§ **Given problem**
Among the lines below, count those with "店面装修合同简单版范本". Give the total alone.

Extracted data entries
>>>>
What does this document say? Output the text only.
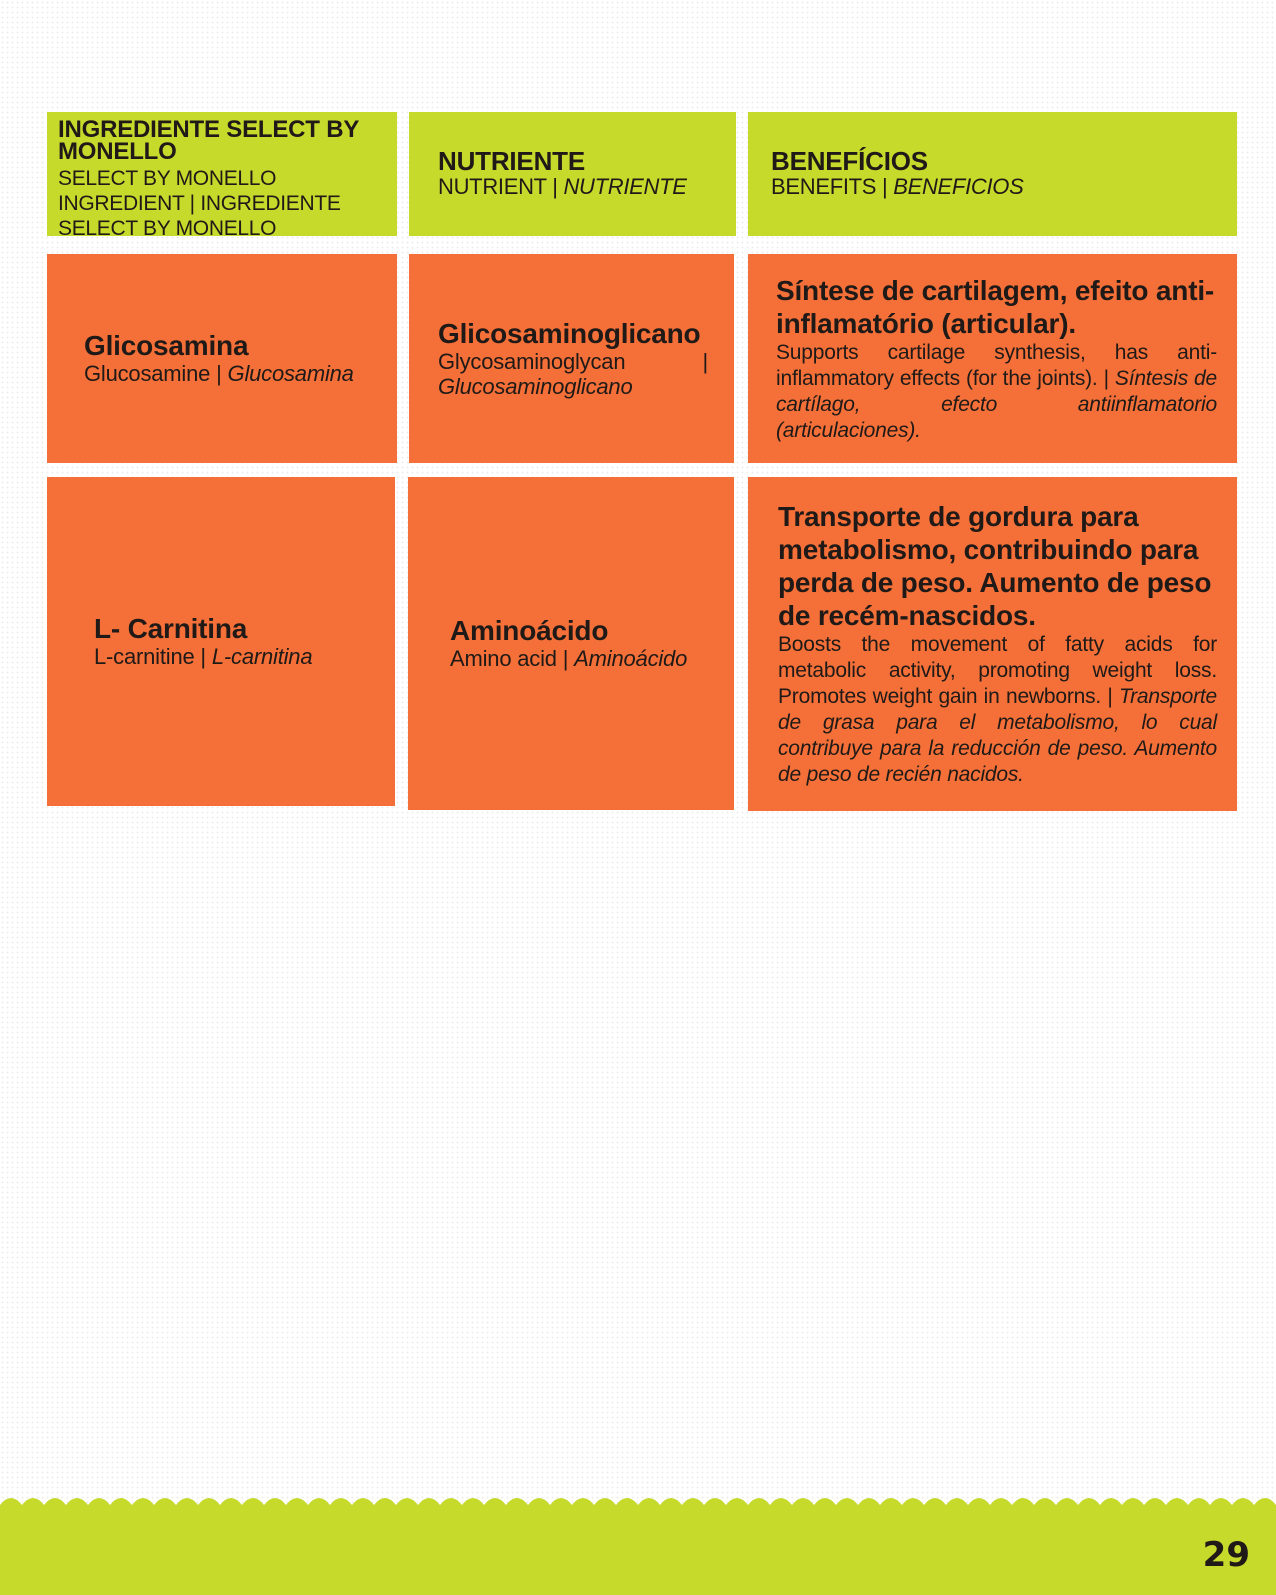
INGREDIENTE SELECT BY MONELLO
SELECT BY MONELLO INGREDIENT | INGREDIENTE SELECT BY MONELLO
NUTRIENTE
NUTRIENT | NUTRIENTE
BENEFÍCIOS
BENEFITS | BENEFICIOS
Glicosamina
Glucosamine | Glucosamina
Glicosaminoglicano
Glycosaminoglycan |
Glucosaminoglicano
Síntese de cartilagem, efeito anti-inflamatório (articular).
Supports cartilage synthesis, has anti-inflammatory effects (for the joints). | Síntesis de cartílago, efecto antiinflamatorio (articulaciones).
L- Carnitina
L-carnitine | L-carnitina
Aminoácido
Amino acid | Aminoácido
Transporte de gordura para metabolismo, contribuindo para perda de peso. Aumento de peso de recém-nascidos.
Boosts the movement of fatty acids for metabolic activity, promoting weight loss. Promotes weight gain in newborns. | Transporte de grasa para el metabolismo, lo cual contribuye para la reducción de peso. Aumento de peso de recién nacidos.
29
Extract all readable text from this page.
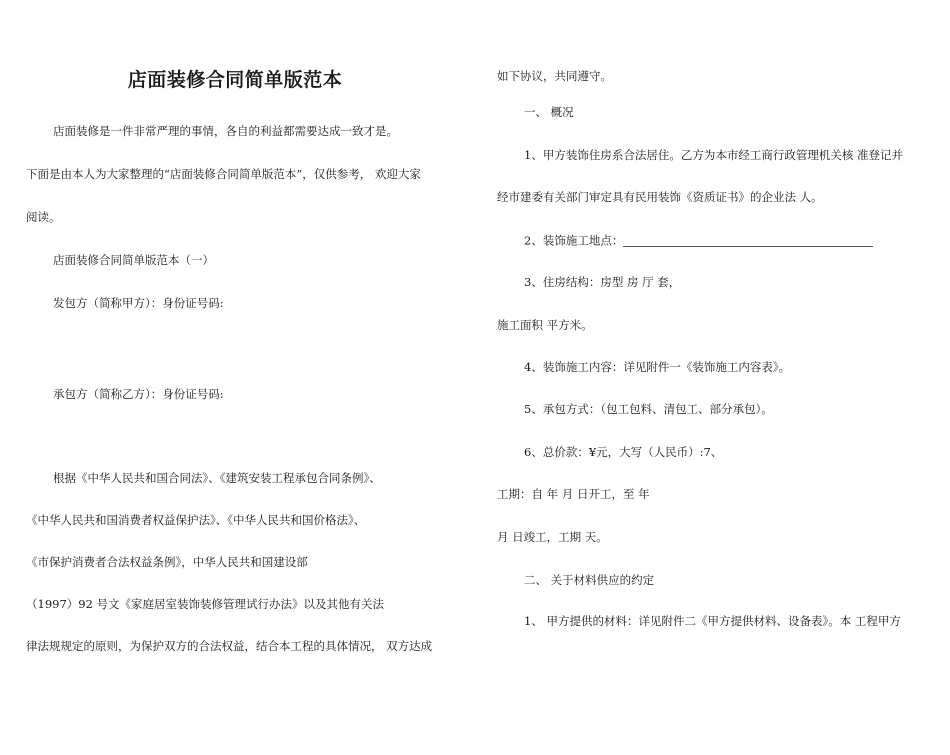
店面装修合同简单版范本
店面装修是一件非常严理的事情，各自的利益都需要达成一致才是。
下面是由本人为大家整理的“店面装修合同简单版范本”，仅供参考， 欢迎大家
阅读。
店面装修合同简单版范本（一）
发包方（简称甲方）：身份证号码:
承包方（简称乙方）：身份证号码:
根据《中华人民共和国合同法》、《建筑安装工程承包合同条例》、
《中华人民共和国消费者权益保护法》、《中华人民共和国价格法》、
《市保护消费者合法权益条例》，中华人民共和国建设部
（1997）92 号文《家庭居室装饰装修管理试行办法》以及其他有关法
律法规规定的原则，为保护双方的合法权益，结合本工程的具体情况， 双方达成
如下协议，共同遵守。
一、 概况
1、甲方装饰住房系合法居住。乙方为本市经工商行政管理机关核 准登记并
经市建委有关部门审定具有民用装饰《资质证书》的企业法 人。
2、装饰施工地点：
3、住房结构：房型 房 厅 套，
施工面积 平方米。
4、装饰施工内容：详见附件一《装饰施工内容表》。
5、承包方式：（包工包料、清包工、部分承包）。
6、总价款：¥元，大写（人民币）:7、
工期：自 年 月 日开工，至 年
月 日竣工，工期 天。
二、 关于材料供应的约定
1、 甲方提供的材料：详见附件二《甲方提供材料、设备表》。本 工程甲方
<<<<
>>>>
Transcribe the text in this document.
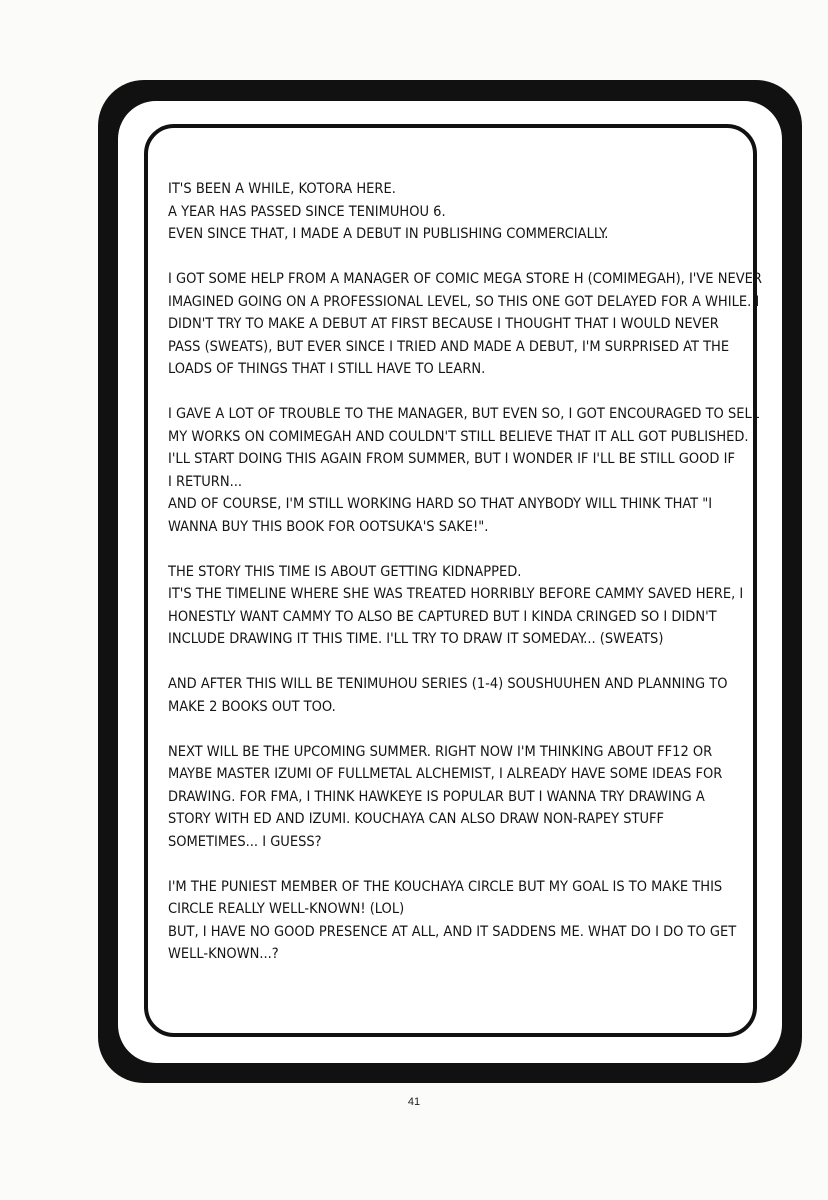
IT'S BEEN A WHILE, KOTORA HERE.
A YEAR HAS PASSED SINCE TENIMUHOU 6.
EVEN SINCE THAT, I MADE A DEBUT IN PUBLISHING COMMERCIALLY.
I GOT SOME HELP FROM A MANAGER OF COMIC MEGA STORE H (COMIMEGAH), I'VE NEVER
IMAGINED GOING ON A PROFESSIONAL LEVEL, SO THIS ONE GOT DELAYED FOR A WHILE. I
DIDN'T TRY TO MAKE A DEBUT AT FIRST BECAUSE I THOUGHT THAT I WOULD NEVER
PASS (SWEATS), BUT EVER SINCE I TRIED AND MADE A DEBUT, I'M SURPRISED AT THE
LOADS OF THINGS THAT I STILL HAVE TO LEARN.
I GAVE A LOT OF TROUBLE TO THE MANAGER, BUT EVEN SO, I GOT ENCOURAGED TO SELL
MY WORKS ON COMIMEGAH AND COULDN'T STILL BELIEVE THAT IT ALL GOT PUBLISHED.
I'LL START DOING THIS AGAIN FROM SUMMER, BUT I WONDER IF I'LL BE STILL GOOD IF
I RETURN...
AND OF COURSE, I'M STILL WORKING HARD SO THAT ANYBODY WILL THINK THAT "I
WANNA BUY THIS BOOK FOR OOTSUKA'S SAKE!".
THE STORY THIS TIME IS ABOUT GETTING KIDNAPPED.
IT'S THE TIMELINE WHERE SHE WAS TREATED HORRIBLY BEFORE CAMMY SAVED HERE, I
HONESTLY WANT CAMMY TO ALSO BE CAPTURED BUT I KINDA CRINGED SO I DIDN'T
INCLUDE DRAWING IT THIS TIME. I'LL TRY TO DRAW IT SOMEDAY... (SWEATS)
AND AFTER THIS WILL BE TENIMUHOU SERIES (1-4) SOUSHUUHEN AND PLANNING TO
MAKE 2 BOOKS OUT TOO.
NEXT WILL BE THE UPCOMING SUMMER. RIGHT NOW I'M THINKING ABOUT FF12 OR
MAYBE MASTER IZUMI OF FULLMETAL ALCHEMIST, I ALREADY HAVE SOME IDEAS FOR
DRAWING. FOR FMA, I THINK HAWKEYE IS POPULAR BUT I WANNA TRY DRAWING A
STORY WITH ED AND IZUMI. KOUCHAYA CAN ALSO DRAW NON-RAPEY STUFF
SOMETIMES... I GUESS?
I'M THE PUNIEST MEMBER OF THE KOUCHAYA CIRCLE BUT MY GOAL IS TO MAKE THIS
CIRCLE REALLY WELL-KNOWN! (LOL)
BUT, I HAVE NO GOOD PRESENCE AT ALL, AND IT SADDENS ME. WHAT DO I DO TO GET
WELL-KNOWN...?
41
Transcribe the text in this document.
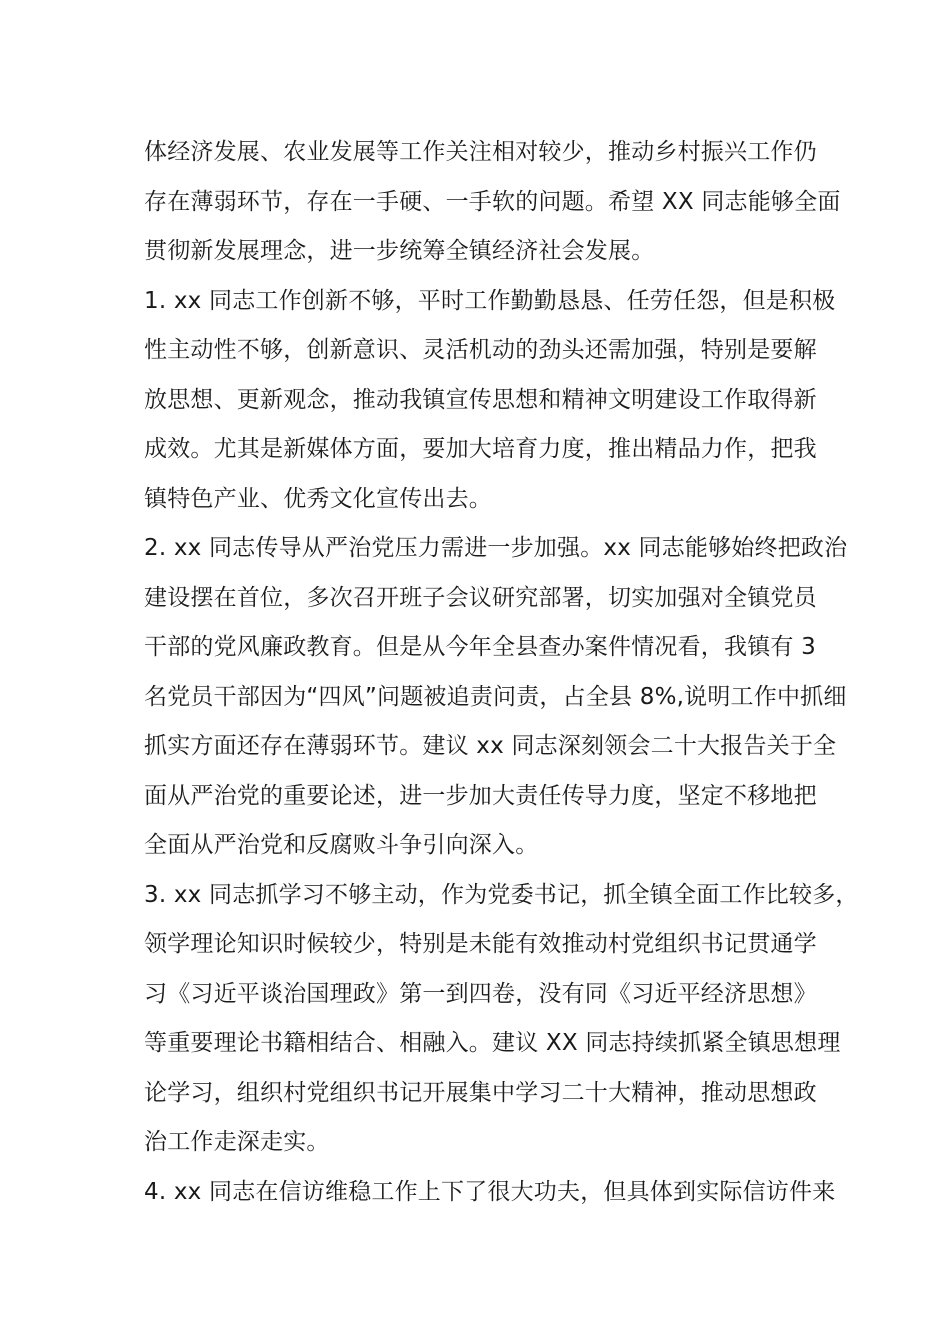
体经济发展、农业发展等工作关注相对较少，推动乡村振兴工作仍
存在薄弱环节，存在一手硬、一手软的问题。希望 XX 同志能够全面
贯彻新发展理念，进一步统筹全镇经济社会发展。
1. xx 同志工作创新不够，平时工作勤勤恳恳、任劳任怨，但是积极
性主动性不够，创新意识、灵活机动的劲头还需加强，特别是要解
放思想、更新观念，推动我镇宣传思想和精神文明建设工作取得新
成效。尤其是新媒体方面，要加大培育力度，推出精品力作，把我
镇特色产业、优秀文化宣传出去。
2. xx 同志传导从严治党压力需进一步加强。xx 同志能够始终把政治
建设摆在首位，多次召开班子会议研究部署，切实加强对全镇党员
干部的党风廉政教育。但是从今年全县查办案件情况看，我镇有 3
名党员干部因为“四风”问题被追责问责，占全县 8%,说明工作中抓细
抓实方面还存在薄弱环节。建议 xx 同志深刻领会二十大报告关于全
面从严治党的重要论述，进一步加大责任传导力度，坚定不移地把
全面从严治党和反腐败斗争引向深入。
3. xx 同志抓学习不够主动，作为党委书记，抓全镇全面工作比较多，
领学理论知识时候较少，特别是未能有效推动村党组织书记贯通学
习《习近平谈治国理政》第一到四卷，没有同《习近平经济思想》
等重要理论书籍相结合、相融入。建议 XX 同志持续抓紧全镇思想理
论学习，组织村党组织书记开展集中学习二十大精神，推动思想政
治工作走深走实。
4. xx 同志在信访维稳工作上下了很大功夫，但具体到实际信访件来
<<<<
>>>>
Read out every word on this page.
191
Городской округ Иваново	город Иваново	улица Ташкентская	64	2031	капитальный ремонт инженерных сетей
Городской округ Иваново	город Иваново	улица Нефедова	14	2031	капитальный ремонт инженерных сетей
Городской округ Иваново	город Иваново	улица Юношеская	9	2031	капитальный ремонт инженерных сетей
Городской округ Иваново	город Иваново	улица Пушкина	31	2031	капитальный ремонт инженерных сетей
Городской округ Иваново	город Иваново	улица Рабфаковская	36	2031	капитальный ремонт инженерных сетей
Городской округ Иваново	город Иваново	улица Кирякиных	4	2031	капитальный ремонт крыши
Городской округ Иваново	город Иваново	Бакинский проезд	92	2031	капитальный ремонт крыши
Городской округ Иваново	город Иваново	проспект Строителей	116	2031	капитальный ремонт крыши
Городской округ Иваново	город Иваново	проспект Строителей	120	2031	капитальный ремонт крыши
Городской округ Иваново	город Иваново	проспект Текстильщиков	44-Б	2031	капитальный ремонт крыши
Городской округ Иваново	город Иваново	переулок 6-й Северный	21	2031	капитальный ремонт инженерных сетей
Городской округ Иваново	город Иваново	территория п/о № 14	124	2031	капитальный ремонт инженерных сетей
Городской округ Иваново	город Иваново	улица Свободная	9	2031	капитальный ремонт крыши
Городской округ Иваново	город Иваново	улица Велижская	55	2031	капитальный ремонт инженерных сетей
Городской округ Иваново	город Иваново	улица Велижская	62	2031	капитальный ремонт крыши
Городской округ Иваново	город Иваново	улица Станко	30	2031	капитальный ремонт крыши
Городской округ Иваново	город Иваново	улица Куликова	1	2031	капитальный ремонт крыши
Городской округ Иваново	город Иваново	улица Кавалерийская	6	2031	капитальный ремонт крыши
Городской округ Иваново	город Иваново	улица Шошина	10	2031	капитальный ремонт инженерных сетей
<<<<
§ **Full output**
3